→ **Set exercise**:
Nothing in the data should change when you return it, but leave the pictures out.
+ + + + + + +
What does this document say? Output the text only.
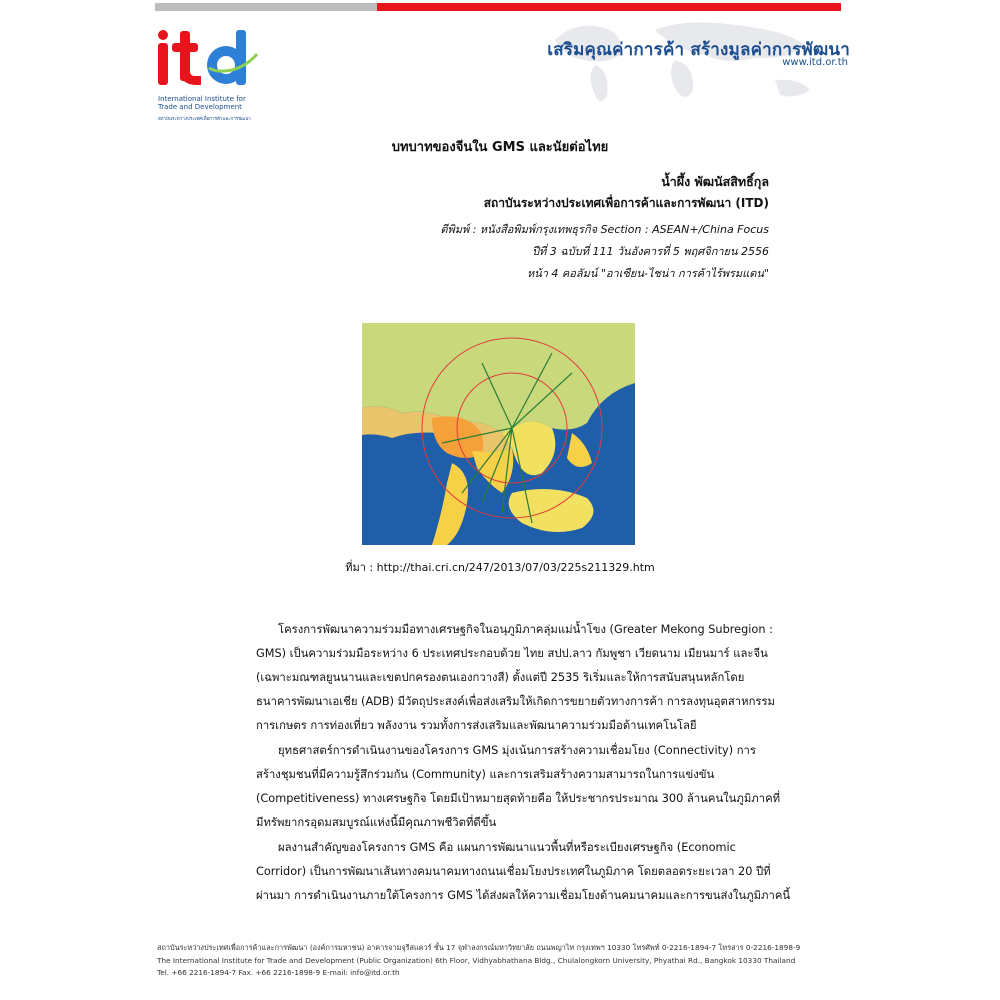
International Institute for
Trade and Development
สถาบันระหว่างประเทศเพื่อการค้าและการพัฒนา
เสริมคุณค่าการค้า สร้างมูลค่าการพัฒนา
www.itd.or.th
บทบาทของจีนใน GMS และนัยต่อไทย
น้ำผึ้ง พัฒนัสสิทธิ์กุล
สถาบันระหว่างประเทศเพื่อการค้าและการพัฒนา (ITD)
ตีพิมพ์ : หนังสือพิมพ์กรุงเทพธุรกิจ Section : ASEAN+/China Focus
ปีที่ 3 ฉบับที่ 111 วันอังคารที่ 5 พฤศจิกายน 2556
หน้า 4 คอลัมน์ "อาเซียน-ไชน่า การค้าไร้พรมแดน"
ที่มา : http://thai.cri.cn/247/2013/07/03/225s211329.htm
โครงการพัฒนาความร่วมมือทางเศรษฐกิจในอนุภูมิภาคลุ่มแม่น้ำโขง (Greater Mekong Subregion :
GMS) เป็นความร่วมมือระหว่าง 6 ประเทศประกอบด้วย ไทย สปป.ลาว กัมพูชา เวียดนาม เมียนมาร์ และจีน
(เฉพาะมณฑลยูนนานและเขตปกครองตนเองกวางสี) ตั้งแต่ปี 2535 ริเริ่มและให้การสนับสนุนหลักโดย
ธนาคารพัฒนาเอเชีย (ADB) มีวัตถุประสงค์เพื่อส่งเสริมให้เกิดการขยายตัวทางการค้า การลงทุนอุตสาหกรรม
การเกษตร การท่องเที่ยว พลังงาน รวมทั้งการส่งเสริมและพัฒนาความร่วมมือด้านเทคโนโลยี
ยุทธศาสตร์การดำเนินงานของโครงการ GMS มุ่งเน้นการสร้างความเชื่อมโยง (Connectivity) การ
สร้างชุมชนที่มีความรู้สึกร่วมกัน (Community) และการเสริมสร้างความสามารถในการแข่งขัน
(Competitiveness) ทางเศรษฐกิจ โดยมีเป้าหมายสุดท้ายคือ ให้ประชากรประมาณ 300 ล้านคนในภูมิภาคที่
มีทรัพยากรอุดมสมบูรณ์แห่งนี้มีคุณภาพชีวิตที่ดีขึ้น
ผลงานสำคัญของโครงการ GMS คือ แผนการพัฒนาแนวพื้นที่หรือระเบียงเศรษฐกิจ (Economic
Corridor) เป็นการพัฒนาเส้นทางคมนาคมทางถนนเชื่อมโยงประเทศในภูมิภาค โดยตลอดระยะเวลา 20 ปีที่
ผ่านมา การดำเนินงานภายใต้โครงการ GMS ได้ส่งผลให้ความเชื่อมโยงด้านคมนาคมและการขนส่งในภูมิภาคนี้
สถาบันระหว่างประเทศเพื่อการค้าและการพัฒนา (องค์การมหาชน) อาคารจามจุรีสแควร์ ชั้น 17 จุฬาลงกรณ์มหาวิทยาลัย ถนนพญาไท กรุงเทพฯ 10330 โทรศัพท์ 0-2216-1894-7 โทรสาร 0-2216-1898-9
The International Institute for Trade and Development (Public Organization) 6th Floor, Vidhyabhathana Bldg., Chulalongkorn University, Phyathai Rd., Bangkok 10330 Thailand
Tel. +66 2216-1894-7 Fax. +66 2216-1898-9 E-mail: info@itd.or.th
+ + + + + + +
→ **Expected output**:
What does this document say? Output the text only.
International Institute for
Trade and Development
สถาบันระหว่างประเทศเพื่อการค้าและการพัฒนา
เสริมคุณค่าการค้า สร้างมูลค่าการพัฒนา
www.itd.or.th
บทบาทของจีนใน GMS และนัยต่อไทย
น้ำผึ้ง พัฒนัสสิทธิ์กุล
สถาบันระหว่างประเทศเพื่อการค้าและการพัฒนา (ITD)
ตีพิมพ์ : หนังสือพิมพ์กรุงเทพธุรกิจ Section : ASEAN+/China Focus
ปีที่ 3 ฉบับที่ 111 วันอังคารที่ 5 พฤศจิกายน 2556
หน้า 4 คอลัมน์ "อาเซียน-ไชน่า การค้าไร้พรมแดน"
ที่มา : http://thai.cri.cn/247/2013/07/03/225s211329.htm
โครงการพัฒนาความร่วมมือทางเศรษฐกิจในอนุภูมิภาคลุ่มแม่น้ำโขง (Greater Mekong Subregion :
GMS) เป็นความร่วมมือระหว่าง 6 ประเทศประกอบด้วย ไทย สปป.ลาว กัมพูชา เวียดนาม เมียนมาร์ และจีน
(เฉพาะมณฑลยูนนานและเขตปกครองตนเองกวางสี) ตั้งแต่ปี 2535 ริเริ่มและให้การสนับสนุนหลักโดย
ธนาคารพัฒนาเอเชีย (ADB) มีวัตถุประสงค์เพื่อส่งเสริมให้เกิดการขยายตัวทางการค้า การลงทุนอุตสาหกรรม
การเกษตร การท่องเที่ยว พลังงาน รวมทั้งการส่งเสริมและพัฒนาความร่วมมือด้านเทคโนโลยี
ยุทธศาสตร์การดำเนินงานของโครงการ GMS มุ่งเน้นการสร้างความเชื่อมโยง (Connectivity) การ
สร้างชุมชนที่มีความรู้สึกร่วมกัน (Community) และการเสริมสร้างความสามารถในการแข่งขัน
(Competitiveness) ทางเศรษฐกิจ โดยมีเป้าหมายสุดท้ายคือ ให้ประชากรประมาณ 300 ล้านคนในภูมิภาคที่
มีทรัพยากรอุดมสมบูรณ์แห่งนี้มีคุณภาพชีวิตที่ดีขึ้น
ผลงานสำคัญของโครงการ GMS คือ แผนการพัฒนาแนวพื้นที่หรือระเบียงเศรษฐกิจ (Economic
Corridor) เป็นการพัฒนาเส้นทางคมนาคมทางถนนเชื่อมโยงประเทศในภูมิภาค โดยตลอดระยะเวลา 20 ปีที่
ผ่านมา การดำเนินงานภายใต้โครงการ GMS ได้ส่งผลให้ความเชื่อมโยงด้านคมนาคมและการขนส่งในภูมิภาคนี้
สถาบันระหว่างประเทศเพื่อการค้าและการพัฒนา (องค์การมหาชน) อาคารจามจุรีสแควร์ ชั้น 17 จุฬาลงกรณ์มหาวิทยาลัย ถนนพญาไท กรุงเทพฯ 10330 โทรศัพท์ 0-2216-1894-7 โทรสาร 0-2216-1898-9
The International Institute for Trade and Development (Public Organization) 6th Floor, Vidhyabhathana Bldg., Chulalongkorn University, Phyathai Rd., Bangkok 10330 Thailand
Tel. +66 2216-1894-7 Fax. +66 2216-1898-9 E-mail: info@itd.or.th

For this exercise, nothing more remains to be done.